*Listed entries:*
....

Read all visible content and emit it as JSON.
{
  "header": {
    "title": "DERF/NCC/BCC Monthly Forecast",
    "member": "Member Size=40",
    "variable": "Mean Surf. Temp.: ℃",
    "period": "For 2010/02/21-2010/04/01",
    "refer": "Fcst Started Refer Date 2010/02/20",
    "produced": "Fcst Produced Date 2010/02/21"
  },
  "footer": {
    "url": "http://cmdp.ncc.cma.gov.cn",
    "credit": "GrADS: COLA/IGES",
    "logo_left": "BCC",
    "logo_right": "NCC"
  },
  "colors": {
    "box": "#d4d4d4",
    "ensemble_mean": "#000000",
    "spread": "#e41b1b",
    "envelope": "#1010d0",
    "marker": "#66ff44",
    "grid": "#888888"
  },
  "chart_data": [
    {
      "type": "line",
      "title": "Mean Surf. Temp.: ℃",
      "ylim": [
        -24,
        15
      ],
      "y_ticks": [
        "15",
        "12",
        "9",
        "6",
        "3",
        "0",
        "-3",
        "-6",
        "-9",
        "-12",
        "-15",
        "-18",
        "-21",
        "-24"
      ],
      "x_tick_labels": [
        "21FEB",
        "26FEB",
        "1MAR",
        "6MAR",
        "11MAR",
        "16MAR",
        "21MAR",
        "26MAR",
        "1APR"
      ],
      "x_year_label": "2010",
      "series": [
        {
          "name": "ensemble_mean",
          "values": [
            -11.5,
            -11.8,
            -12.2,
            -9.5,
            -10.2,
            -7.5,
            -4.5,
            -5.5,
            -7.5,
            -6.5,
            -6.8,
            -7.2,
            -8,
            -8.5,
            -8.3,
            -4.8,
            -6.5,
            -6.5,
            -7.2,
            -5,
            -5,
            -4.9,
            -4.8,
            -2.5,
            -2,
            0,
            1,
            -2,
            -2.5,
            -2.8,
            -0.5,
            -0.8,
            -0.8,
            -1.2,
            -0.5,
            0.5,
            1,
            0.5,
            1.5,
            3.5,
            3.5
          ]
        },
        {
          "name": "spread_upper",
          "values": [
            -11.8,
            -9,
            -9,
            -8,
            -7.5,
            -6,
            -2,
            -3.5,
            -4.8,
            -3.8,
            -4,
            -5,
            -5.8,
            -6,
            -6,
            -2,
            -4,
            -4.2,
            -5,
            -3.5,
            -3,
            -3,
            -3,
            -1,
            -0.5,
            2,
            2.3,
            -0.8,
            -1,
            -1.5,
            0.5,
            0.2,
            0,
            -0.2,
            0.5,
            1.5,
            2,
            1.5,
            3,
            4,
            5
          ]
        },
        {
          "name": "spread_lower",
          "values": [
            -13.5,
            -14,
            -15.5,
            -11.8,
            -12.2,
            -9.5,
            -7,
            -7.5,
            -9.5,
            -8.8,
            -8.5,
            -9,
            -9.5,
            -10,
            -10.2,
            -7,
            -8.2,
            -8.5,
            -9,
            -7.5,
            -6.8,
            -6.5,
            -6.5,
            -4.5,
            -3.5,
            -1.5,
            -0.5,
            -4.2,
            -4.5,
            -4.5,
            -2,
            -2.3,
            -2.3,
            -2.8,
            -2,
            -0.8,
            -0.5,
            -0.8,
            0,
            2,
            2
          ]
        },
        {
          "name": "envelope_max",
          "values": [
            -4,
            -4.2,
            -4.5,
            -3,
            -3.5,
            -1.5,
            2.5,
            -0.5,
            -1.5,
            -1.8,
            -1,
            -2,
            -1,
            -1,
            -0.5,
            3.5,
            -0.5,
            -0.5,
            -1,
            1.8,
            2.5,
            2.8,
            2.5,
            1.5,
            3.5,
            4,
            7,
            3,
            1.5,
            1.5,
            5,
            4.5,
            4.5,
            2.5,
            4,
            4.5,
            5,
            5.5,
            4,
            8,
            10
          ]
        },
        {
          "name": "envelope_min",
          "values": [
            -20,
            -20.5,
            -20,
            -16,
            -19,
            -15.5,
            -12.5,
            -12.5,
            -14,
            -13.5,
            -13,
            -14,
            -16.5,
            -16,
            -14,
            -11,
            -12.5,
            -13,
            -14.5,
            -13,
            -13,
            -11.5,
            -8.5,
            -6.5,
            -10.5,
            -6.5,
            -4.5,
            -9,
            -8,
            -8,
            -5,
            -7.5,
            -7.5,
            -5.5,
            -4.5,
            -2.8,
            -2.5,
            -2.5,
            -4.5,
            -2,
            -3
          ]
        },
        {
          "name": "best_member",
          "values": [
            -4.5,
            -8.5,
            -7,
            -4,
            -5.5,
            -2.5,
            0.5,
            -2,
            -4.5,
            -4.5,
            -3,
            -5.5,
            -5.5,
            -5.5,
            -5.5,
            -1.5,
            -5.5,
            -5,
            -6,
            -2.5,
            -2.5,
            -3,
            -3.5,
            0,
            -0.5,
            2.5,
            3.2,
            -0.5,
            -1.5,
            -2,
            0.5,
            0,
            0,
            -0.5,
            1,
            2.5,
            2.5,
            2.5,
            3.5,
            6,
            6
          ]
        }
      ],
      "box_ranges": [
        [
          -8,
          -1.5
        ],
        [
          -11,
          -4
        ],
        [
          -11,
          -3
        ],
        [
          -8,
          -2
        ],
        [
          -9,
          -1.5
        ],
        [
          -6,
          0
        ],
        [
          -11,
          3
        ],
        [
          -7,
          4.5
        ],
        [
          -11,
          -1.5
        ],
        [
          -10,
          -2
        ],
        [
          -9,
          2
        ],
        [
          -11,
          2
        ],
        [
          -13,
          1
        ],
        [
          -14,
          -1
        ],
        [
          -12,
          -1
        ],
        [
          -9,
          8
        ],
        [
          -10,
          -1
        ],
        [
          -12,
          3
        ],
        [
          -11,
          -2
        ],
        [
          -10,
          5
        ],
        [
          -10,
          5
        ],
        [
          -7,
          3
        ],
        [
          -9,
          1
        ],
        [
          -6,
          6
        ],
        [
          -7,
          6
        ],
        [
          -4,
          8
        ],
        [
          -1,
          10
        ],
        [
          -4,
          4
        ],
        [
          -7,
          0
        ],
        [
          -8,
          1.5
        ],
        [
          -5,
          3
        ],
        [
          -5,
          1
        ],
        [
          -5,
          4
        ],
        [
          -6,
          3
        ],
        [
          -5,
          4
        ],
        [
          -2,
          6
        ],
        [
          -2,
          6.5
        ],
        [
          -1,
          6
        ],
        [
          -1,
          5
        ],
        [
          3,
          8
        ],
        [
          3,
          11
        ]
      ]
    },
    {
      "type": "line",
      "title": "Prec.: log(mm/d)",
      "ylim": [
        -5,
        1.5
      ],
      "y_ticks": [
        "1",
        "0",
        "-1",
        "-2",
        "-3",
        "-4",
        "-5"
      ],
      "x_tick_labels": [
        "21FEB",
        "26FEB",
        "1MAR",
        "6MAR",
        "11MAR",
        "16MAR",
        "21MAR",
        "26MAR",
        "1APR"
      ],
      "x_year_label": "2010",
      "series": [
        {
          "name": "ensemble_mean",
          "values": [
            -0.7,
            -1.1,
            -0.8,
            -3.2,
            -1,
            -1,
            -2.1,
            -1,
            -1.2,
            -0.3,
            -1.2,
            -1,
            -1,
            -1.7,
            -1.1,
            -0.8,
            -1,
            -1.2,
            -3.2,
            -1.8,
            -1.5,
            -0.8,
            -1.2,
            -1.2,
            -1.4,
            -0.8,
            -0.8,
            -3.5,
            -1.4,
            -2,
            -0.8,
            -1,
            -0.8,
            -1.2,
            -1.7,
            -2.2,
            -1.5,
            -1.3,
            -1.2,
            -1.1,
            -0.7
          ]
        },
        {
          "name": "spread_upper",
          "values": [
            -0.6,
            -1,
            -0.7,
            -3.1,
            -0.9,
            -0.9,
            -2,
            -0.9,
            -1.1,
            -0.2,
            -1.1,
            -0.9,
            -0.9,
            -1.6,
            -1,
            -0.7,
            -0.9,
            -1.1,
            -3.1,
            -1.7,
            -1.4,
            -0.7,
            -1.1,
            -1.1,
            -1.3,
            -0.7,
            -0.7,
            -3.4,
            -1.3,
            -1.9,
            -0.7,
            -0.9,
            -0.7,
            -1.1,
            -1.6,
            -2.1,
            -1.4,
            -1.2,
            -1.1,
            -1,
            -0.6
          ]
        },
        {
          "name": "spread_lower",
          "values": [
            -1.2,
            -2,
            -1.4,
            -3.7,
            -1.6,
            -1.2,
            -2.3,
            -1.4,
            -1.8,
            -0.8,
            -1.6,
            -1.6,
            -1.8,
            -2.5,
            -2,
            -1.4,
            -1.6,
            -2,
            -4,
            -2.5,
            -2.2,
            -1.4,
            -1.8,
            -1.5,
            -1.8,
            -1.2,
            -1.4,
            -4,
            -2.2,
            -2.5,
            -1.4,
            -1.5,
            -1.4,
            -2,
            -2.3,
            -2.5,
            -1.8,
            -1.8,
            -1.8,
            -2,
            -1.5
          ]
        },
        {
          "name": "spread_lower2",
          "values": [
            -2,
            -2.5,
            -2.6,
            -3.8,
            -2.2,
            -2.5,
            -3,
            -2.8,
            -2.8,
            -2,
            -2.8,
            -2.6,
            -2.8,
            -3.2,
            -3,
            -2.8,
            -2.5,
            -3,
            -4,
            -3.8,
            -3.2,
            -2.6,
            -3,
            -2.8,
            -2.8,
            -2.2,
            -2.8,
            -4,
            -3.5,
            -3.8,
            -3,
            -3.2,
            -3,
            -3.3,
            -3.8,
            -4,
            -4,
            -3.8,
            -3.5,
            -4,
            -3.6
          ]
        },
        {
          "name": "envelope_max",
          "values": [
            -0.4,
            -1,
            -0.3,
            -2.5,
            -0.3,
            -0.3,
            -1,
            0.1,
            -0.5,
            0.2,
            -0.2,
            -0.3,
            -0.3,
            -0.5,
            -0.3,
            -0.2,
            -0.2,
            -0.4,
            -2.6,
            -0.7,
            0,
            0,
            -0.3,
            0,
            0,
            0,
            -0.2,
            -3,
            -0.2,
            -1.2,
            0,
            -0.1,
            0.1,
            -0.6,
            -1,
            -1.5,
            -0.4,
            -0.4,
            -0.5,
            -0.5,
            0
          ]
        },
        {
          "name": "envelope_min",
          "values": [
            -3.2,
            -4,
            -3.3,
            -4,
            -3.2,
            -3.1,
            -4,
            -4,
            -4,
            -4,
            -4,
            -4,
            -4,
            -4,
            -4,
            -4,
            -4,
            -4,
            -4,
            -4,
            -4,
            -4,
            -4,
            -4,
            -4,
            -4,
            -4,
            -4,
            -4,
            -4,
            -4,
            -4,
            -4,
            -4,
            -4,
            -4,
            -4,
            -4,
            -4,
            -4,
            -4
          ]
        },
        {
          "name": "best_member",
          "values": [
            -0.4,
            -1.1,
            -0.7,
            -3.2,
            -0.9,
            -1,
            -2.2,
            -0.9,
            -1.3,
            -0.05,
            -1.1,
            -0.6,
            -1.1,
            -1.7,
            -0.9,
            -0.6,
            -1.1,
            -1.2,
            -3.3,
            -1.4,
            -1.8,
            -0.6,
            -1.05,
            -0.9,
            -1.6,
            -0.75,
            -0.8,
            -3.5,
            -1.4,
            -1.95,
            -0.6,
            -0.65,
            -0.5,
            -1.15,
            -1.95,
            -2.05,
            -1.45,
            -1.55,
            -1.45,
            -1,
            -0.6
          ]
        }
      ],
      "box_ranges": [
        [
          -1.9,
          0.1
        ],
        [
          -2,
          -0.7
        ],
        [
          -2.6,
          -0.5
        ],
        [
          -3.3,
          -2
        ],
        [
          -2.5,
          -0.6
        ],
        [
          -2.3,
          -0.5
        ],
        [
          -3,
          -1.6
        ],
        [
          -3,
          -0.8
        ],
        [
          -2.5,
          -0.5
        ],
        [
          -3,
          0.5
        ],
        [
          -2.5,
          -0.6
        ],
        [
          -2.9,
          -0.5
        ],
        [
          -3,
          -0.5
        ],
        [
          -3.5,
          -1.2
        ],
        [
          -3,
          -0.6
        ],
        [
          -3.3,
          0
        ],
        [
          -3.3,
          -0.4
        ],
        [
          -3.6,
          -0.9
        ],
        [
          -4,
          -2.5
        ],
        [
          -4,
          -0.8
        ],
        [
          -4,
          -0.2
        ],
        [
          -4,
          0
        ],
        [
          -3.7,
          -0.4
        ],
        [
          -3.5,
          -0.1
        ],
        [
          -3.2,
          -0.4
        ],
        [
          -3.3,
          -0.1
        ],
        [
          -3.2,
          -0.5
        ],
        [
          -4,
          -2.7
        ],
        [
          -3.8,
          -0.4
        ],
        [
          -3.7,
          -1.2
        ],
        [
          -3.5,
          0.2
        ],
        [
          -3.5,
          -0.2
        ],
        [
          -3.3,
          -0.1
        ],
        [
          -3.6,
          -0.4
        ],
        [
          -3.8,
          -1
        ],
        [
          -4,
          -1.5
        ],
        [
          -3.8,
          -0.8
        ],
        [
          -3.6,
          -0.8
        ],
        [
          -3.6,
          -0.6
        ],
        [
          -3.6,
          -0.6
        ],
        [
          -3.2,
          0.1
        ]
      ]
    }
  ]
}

....

Using the material above, copy every line in which the string "Fcst" occurs.

*The answer:*
    "refer": "Fcst Started Refer Date 2010/02/20",
    "produced": "Fcst Produced Date 2010/02/21"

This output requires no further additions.